WRITTEN PROBLEM | Give back the whole listing exactly as shown.

MATERIAL |
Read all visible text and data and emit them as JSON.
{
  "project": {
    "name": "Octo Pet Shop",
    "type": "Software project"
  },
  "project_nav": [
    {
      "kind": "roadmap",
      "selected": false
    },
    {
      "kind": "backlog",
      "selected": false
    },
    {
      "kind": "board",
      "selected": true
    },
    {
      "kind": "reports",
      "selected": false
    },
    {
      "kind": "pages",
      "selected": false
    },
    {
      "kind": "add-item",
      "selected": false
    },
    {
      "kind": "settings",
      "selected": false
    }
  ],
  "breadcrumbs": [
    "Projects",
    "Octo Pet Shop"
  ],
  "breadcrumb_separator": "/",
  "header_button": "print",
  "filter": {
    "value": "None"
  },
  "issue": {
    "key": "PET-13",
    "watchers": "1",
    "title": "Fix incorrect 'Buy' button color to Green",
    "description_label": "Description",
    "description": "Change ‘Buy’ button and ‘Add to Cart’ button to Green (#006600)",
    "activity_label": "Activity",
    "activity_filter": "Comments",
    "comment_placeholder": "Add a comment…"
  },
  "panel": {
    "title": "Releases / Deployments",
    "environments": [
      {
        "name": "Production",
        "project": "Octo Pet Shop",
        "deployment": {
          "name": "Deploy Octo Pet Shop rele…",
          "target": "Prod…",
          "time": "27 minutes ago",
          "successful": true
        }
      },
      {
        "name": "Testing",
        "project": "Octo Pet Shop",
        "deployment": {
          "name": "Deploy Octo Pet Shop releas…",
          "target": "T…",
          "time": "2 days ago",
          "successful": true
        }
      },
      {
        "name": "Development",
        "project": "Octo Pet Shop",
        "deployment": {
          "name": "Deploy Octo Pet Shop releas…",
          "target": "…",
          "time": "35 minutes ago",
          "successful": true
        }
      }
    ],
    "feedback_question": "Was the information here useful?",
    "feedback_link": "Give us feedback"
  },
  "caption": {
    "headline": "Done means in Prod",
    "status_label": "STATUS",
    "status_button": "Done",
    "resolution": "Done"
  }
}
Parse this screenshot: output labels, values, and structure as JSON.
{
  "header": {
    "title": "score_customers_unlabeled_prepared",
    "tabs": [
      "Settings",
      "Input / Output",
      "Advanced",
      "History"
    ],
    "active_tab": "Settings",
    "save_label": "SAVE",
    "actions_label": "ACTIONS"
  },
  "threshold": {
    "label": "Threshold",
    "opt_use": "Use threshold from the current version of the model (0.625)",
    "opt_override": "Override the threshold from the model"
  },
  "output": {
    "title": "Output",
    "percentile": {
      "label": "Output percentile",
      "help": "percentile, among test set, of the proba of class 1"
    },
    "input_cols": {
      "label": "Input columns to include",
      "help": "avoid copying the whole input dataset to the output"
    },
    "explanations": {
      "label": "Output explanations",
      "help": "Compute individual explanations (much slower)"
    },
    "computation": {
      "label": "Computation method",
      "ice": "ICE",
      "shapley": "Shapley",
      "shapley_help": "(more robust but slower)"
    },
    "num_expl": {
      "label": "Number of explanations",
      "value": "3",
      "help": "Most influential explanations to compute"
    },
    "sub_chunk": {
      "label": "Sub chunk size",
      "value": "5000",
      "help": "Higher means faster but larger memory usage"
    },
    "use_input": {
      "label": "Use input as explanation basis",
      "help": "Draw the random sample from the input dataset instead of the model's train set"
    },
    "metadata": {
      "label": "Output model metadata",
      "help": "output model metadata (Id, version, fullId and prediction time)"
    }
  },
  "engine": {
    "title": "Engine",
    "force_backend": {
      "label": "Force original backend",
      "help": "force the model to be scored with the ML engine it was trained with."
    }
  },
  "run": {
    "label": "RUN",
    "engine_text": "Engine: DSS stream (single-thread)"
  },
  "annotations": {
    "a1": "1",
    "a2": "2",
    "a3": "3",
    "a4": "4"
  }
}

SOLVED PROBLEM |
Read all visible text and data and emit them as JSON.
{
  "project": {
    "name": "Octo Pet Shop",
    "type": "Software project"
  },
  "project_nav": [
    {
      "kind": "roadmap",
      "selected": false
    },
    {
      "kind": "backlog",
      "selected": false
    },
    {
      "kind": "board",
      "selected": true
    },
    {
      "kind": "reports",
      "selected": false
    },
    {
      "kind": "pages",
      "selected": false
    },
    {
      "kind": "add-item",
      "selected": false
    },
    {
      "kind": "settings",
      "selected": false
    }
  ],
  "breadcrumbs": [
    "Projects",
    "Octo Pet Shop"
  ],
  "breadcrumb_separator": "/",
  "header_button": "print",
  "filter": {
    "value": "None"
  },
  "issue": {
    "key": "PET-13",
    "watchers": "1",
    "title": "Fix incorrect 'Buy' button color to Green",
    "description_label": "Description",
    "description": "Change ‘Buy’ button and ‘Add to Cart’ button to Green (#006600)",
    "activity_label": "Activity",
    "activity_filter": "Comments",
    "comment_placeholder": "Add a comment…"
  },
  "panel": {
    "title": "Releases / Deployments",
    "environments": [
      {
        "name": "Production",
        "project": "Octo Pet Shop",
        "deployment": {
          "name": "Deploy Octo Pet Shop rele…",
          "target": "Prod…",
          "time": "27 minutes ago",
          "successful": true
        }
      },
      {
        "name": "Testing",
        "project": "Octo Pet Shop",
        "deployment": {
          "name": "Deploy Octo Pet Shop releas…",
          "target": "T…",
          "time": "2 days ago",
          "successful": true
        }
      },
      {
        "name": "Development",
        "project": "Octo Pet Shop",
        "deployment": {
          "name": "Deploy Octo Pet Shop releas…",
          "target": "…",
          "time": "35 minutes ago",
          "successful": true
        }
      }
    ],
    "feedback_question": "Was the information here useful?",
    "feedback_link": "Give us feedback"
  },
  "caption": {
    "headline": "Done means in Prod",
    "status_label": "STATUS",
    "status_button": "Done",
    "resolution": "Done"
  }
}
Parse this screenshot: output labels, values, and structure as JSON.
{
  "header": {
    "title": "score_customers_unlabeled_prepared",
    "tabs": [
      "Settings",
      "Input / Output",
      "Advanced",
      "History"
    ],
    "active_tab": "Settings",
    "save_label": "SAVE",
    "actions_label": "ACTIONS"
  },
  "threshold": {
    "label": "Threshold",
    "opt_use": "Use threshold from the current version of the model (0.625)",
    "opt_override": "Override the threshold from the model"
  },
  "output": {
    "title": "Output",
    "percentile": {
      "label": "Output percentile",
      "help": "percentile, among test set, of the proba of class 1"
    },
    "input_cols": {
      "label": "Input columns to include",
      "help": "avoid copying the whole input dataset to the output"
    },
    "explanations": {
      "label": "Output explanations",
      "help": "Compute individual explanations (much slower)"
    },
    "computation": {
      "label": "Computation method",
      "ice": "ICE",
      "shapley": "Shapley",
      "shapley_help": "(more robust but slower)"
    },
    "num_expl": {
      "label": "Number of explanations",
      "value": "3",
      "help": "Most influential explanations to compute"
    },
    "sub_chunk": {
      "label": "Sub chunk size",
      "value": "5000",
      "help": "Higher means faster but larger memory usage"
    },
    "use_input": {
      "label": "Use input as explanation basis",
      "help": "Draw the random sample from the input dataset instead of the model's train set"
    },
    "metadata": {
      "label": "Output model metadata",
      "help": "output model metadata (Id, version, fullId and prediction time)"
    }
  },
  "engine": {
    "title": "Engine",
    "force_backend": {
      "label": "Force original backend",
      "help": "force the model to be scored with the ML engine it was trained with."
    }
  },
  "run": {
    "label": "RUN",
    "engine_text": "Engine: DSS stream (single-thread)"
  },
  "annotations": {
    "a1": "1",
    "a2": "2",
    "a3": "3",
    "a4": "4"
  }
}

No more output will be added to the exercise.